Determine the number of lines that have the string "haya" in them, and give only that number.

>> start

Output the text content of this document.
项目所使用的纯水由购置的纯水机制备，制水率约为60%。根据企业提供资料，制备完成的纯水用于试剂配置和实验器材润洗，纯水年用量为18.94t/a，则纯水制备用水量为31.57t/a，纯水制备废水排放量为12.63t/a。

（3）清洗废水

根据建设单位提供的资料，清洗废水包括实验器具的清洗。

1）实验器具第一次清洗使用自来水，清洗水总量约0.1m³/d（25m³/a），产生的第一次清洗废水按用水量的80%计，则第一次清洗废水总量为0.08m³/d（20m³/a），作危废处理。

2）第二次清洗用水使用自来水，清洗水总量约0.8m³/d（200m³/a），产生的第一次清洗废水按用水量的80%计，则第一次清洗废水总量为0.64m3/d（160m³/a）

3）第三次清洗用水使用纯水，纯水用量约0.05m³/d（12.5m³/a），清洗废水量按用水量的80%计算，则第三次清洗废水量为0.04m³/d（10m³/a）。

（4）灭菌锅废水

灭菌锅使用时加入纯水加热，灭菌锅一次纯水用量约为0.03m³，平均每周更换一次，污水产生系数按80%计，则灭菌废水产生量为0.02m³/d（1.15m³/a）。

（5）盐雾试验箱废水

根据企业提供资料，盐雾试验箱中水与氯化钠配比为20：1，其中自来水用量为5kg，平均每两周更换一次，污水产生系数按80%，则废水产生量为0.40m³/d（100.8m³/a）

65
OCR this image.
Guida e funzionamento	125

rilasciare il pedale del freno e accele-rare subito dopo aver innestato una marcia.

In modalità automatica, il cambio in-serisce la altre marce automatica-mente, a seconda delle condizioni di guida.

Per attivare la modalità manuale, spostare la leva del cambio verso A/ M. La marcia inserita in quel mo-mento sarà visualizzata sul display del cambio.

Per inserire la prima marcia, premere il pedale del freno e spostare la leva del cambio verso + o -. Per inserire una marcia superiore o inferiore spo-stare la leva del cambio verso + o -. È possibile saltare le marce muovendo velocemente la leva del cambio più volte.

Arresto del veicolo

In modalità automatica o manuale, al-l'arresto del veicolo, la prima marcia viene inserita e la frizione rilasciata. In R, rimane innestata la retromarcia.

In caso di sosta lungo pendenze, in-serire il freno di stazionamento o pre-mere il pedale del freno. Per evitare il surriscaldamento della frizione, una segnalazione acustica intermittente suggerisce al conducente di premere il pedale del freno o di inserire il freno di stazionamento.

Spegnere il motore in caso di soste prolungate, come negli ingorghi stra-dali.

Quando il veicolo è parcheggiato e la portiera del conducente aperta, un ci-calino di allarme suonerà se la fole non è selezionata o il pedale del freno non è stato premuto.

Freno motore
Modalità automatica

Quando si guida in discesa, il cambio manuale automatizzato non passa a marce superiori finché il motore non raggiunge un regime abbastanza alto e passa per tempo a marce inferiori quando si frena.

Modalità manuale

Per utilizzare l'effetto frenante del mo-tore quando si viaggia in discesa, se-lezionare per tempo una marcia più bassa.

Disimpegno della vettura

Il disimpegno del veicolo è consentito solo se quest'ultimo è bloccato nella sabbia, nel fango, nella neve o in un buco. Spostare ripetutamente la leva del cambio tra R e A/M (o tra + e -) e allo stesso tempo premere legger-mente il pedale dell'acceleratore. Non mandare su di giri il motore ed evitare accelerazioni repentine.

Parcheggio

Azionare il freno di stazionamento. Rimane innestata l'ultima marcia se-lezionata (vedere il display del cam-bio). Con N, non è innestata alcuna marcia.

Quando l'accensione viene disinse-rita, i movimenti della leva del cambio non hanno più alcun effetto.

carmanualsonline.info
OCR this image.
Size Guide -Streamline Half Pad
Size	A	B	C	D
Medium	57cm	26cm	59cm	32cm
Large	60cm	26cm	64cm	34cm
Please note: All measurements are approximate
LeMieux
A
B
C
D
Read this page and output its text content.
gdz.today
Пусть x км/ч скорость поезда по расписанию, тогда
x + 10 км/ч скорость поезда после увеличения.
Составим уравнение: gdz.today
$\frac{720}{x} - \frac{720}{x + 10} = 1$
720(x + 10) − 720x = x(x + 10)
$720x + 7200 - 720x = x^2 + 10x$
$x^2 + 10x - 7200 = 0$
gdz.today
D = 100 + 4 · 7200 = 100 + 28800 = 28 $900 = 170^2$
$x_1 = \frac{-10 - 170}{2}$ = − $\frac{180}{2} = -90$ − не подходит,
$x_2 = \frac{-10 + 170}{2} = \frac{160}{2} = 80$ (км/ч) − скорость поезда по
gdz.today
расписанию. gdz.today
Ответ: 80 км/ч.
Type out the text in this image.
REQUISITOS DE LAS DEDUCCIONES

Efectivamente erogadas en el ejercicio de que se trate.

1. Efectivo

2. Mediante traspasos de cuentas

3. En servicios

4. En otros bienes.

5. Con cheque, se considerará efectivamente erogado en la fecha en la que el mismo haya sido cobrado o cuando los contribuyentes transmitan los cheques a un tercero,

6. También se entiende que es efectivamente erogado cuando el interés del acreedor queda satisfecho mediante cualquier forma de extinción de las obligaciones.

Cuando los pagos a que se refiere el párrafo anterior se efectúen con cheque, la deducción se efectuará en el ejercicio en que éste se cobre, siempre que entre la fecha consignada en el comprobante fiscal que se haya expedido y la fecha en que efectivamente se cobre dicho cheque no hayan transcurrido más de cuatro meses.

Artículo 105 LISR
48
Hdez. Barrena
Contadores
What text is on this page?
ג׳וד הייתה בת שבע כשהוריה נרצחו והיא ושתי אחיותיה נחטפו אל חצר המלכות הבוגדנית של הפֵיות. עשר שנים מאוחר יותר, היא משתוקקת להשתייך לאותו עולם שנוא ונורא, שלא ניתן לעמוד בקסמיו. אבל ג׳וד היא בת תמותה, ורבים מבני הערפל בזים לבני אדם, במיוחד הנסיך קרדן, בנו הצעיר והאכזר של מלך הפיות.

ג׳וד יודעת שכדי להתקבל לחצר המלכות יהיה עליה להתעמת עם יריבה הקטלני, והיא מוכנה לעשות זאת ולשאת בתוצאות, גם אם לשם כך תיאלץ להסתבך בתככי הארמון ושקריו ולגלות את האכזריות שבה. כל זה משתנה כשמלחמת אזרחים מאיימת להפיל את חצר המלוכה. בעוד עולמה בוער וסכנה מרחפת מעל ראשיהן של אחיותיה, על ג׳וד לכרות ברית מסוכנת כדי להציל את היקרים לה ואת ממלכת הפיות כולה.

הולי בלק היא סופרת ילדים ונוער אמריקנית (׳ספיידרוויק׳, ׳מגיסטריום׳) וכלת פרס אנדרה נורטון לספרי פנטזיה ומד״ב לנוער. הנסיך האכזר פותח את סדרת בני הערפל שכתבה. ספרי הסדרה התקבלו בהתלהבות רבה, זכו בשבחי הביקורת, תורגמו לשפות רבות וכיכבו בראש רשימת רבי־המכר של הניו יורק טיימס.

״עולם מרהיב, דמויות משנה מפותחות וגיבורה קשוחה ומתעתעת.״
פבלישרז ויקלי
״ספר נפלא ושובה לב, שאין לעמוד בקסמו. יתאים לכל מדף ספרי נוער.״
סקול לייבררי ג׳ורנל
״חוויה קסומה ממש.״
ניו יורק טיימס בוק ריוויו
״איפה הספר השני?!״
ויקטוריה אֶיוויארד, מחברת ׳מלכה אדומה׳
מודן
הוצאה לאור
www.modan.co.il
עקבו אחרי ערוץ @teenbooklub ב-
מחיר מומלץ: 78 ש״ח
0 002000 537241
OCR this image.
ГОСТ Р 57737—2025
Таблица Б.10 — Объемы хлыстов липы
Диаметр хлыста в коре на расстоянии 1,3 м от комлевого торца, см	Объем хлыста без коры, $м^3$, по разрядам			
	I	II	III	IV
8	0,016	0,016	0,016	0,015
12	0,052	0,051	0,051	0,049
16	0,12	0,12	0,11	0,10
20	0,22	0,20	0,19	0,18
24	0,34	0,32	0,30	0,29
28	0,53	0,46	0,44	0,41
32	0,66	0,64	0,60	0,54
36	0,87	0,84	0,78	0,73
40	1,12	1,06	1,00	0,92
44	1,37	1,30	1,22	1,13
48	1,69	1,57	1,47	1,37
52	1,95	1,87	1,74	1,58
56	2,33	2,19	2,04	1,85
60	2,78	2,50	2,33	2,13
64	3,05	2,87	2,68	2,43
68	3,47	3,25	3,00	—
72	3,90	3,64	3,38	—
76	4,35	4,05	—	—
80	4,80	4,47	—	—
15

>> end

* [REPLY TO THE TASK] 2